_SUPPLIED RECORDS_.
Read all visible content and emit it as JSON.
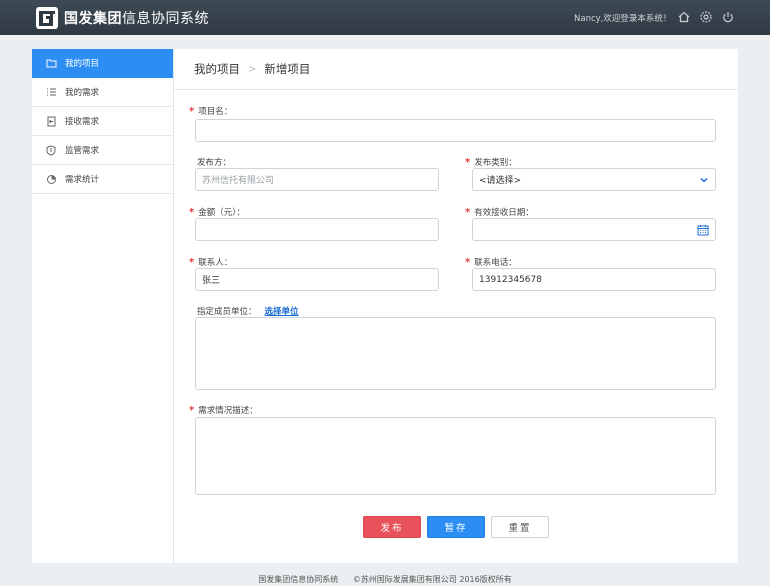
{
  "header": {
    "brand_bold": "国发集团",
    "brand_rest": "信息协同系统",
    "welcome": "Nancy,欢迎登录本系统！",
    "icons": [
      "home-icon",
      "gear-icon",
      "power-icon"
    ]
  },
  "sidebar": {
    "items": [
      {
        "label": "我的项目",
        "icon": "folder-icon",
        "active": true
      },
      {
        "label": "我的需求",
        "icon": "list-icon",
        "active": false
      },
      {
        "label": "接收需求",
        "icon": "receive-icon",
        "active": false
      },
      {
        "label": "监管需求",
        "icon": "shield-icon",
        "active": false
      },
      {
        "label": "需求统计",
        "icon": "pie-chart-icon",
        "active": false
      }
    ]
  },
  "breadcrumb": {
    "parent": "我的项目",
    "separator": ">",
    "current": "新增项目"
  },
  "form": {
    "required_mark": "*",
    "project_name": {
      "label": "项目名：",
      "value": ""
    },
    "publisher": {
      "label": "发布方：",
      "value": "苏州信托有限公司"
    },
    "category": {
      "label": "发布类别：",
      "value": "<请选择>"
    },
    "amount": {
      "label": "金额（元）：",
      "value": ""
    },
    "deadline": {
      "label": "有效接收日期：",
      "value": ""
    },
    "contact": {
      "label": "联系人：",
      "value": "张三"
    },
    "phone": {
      "label": "联系电话：",
      "value": "13912345678"
    },
    "members": {
      "label": "指定成员单位：",
      "link": "选择单位",
      "value": ""
    },
    "description": {
      "label": "需求情况描述：",
      "value": ""
    }
  },
  "buttons": {
    "publish": "发布",
    "save": "暂存",
    "reset": "重置"
  },
  "footer": {
    "system": "国发集团信息协同系统",
    "copyright": "©苏州国际发展集团有限公司 2016版权所有"
  },
  "colors": {
    "accent": "#2c8ef3",
    "danger": "#e8525a",
    "header": "#35404a",
    "required": "#e23b3b"
  }
}
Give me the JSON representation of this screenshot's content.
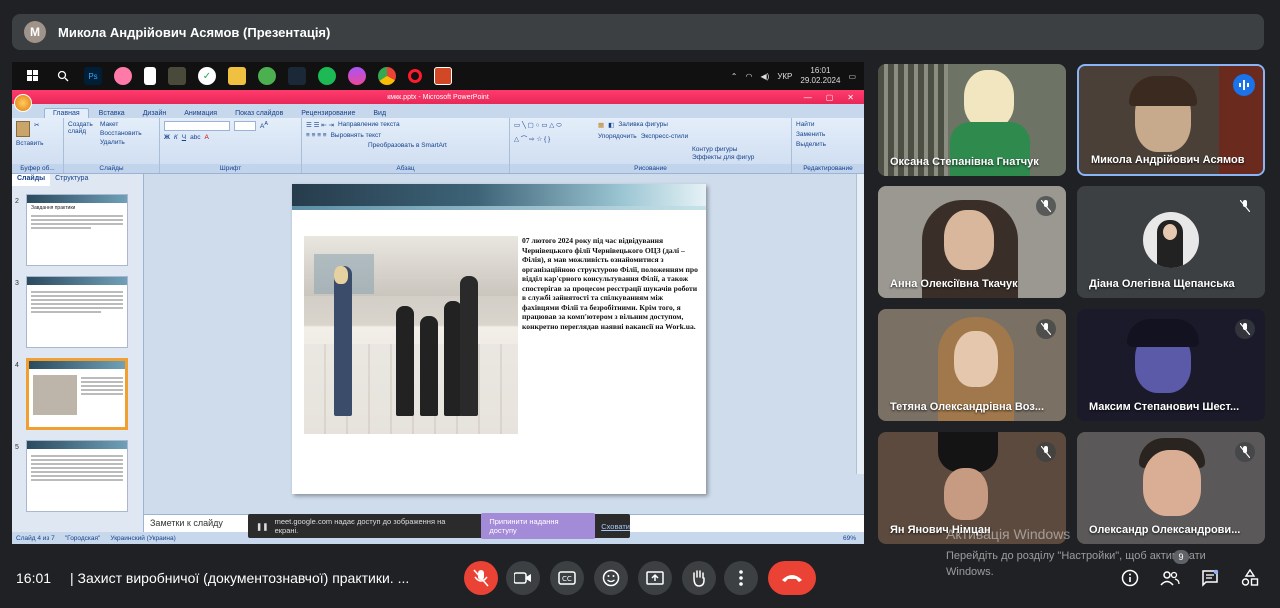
{
  "presenter": {
    "avatar_letter": "M",
    "title": "Микола Андрійович Асямов (Презентація)"
  },
  "taskbar": {
    "lang": "УКР",
    "time": "16:01",
    "date": "29.02.2024"
  },
  "ppt": {
    "window_title": "кмкк.pptx - Microsoft PowerPoint",
    "tabs": [
      "Главная",
      "Вставка",
      "Дизайн",
      "Анимация",
      "Показ слайдов",
      "Рецензирование",
      "Вид"
    ],
    "groups": {
      "clipboard": "Буфер об...",
      "slides": "Слайды",
      "font": "Шрифт",
      "paragraph": "Абзац",
      "drawing": "Рисование",
      "editing": "Редактирование"
    },
    "buttons": {
      "paste": "Вставить",
      "create_slide": "Создать слайд",
      "layout": "Макет",
      "restore": "Восстановить",
      "delete": "Удалить",
      "text_direction": "Направление текста",
      "align_text": "Выровнять текст",
      "smartart": "Преобразовать в SmartArt",
      "arrange": "Упорядочить",
      "quick_styles": "Экспресс-стили",
      "shape_fill": "Заливка фигуры",
      "shape_outline": "Контур фигуры",
      "shape_effects": "Эффекты для фигур",
      "find": "Найти",
      "replace": "Заменить",
      "select": "Выделить"
    },
    "pane_tabs": [
      "Слайды",
      "Структура"
    ],
    "thumbnails": [
      {
        "num": "2",
        "title": "Завдання практики"
      },
      {
        "num": "3",
        "title": ""
      },
      {
        "num": "4",
        "title": ""
      },
      {
        "num": "5",
        "title": ""
      }
    ],
    "slide_text": "07 лютого 2024 року  під час відвідування Чернівецького філії Чернівецького ОЦЗ (далі – Філія), я мав можливість ознайомитися з організаційною структурою Філії, положенням про відділ кар'єрного консультування Філії, а також спостерігав за процесом реєстрації шукачів роботи в службі зайнятості та спілкуванням між фахівцями Філії та безробітними. Крім того, я працював за комп'ютером з вільним доступом, конкретно переглядав наявні вакансії на Work.ua.",
    "notes_placeholder": "Заметки к слайду",
    "status": {
      "slide": "Слайд 4 из 7",
      "theme": "\"Городская\"",
      "lang": "Украинский (Украина)",
      "zoom": "69%"
    }
  },
  "share_notice": {
    "text": "meet.google.com надає доступ до зображення на екрані.",
    "stop": "Припинити надання доступу",
    "hide": "Сховати"
  },
  "participants": [
    {
      "name": "Оксана Степанівна Гнатчук",
      "muted": false
    },
    {
      "name": "Микола Андрійович Асямов",
      "speaking": true
    },
    {
      "name": "Анна Олексіївна Ткачук",
      "muted": true
    },
    {
      "name": "Діана Олегівна Щепанська",
      "muted": true
    },
    {
      "name": "Тетяна Олександрівна Воз...",
      "muted": true
    },
    {
      "name": "Максим Степанович Шест...",
      "muted": true
    },
    {
      "name": "Ян Янович Німцан",
      "muted": true
    },
    {
      "name": "Олександр Олександрови...",
      "muted": true
    }
  ],
  "bottom": {
    "time": "16:01",
    "meeting_title": "Захист виробничої (документознавчої) практики. ...",
    "participant_count": "9"
  },
  "watermark": {
    "title": "Активація Windows",
    "subtitle": "Перейдіть до розділу \"Настройки\", щоб активувати Windows."
  },
  "colors": {
    "accent_red": "#ea4335",
    "accent_blue": "#8ab4f8",
    "background": "#202124"
  }
}
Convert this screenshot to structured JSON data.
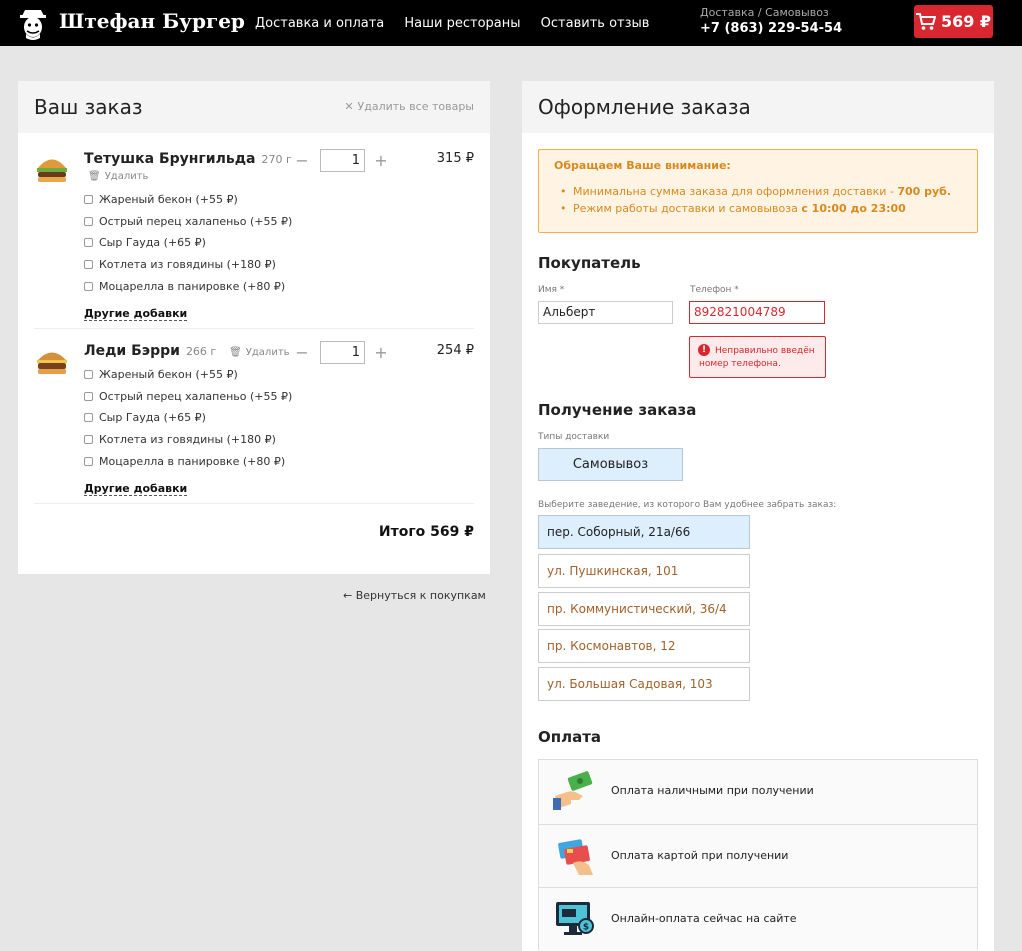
{
  "header": {
    "brand": "Штефан Бургер",
    "nav": [
      "Доставка и оплата",
      "Наши рестораны",
      "Оставить отзыв"
    ],
    "contact_label": "Доставка / Самовывоз",
    "phone": "+7 (863) 229-54-54",
    "cart_total": "569 ₽"
  },
  "order": {
    "title": "Ваш заказ",
    "clear_all": "Удалить все товары",
    "remove_label": "Удалить",
    "more_addons": "Другие добавки",
    "items": [
      {
        "name": "Тетушка Брунгильда",
        "weight": "270 г",
        "qty": "1",
        "price": "315 ₽",
        "addons": [
          "Жареный бекон (+55 ₽)",
          "Острый перец халапеньо (+55 ₽)",
          "Сыр Гауда (+65 ₽)",
          "Котлета из говядины (+180 ₽)",
          "Моцарелла в панировке (+80 ₽)"
        ]
      },
      {
        "name": "Леди Бэрри",
        "weight": "266 г",
        "qty": "1",
        "price": "254 ₽",
        "addons": [
          "Жареный бекон (+55 ₽)",
          "Острый перец халапеньо (+55 ₽)",
          "Сыр Гауда (+65 ₽)",
          "Котлета из говядины (+180 ₽)",
          "Моцарелла в панировке (+80 ₽)"
        ]
      }
    ],
    "total": "Итого 569 ₽",
    "back_link": "← Вернуться к покупкам"
  },
  "checkout": {
    "title": "Оформление заказа",
    "notice": {
      "title": "Обращаем Ваше внимание:",
      "line1_prefix": "Минимальна сумма заказа для оформления доставки - ",
      "line1_strong": "700 руб.",
      "line2_prefix": "Режим работы доставки и самовывоза ",
      "line2_strong": "с 10:00 до 23:00"
    },
    "buyer": {
      "title": "Покупатель",
      "name_label": "Имя *",
      "name_value": "Альберт",
      "phone_label": "Телефон *",
      "phone_value": "892821004789",
      "error": "Неправильно введён номер телефона."
    },
    "receive": {
      "title": "Получение заказа",
      "types_label": "Типы доставки",
      "type_selected": "Самовывоз",
      "stores_label": "Выберите заведение, из которого Вам удобнее забрать заказ:",
      "stores": [
        "пер. Соборный, 21а/66",
        "ул. Пушкинская, 101",
        "пр. Коммунистический, 36/4",
        "пр. Космонавтов, 12",
        "ул. Большая Садовая, 103"
      ]
    },
    "payment": {
      "title": "Оплата",
      "options": [
        {
          "label": "Оплата наличными при получении",
          "icon": "cash-icon"
        },
        {
          "label": "Оплата картой при получении",
          "icon": "card-icon"
        },
        {
          "label": "Онлайн-оплата сейчас на сайте",
          "icon": "online-payment-icon"
        }
      ]
    }
  }
}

_DIRECTIVE_.
Pick out and copy the lines of the entries that hold the string "JSON".

_TASK SOLUTION_.
Read all visible content and emit it as JSON.
Give me the JSON representation of this screenshot's content.
Convert this screenshot to structured JSON data.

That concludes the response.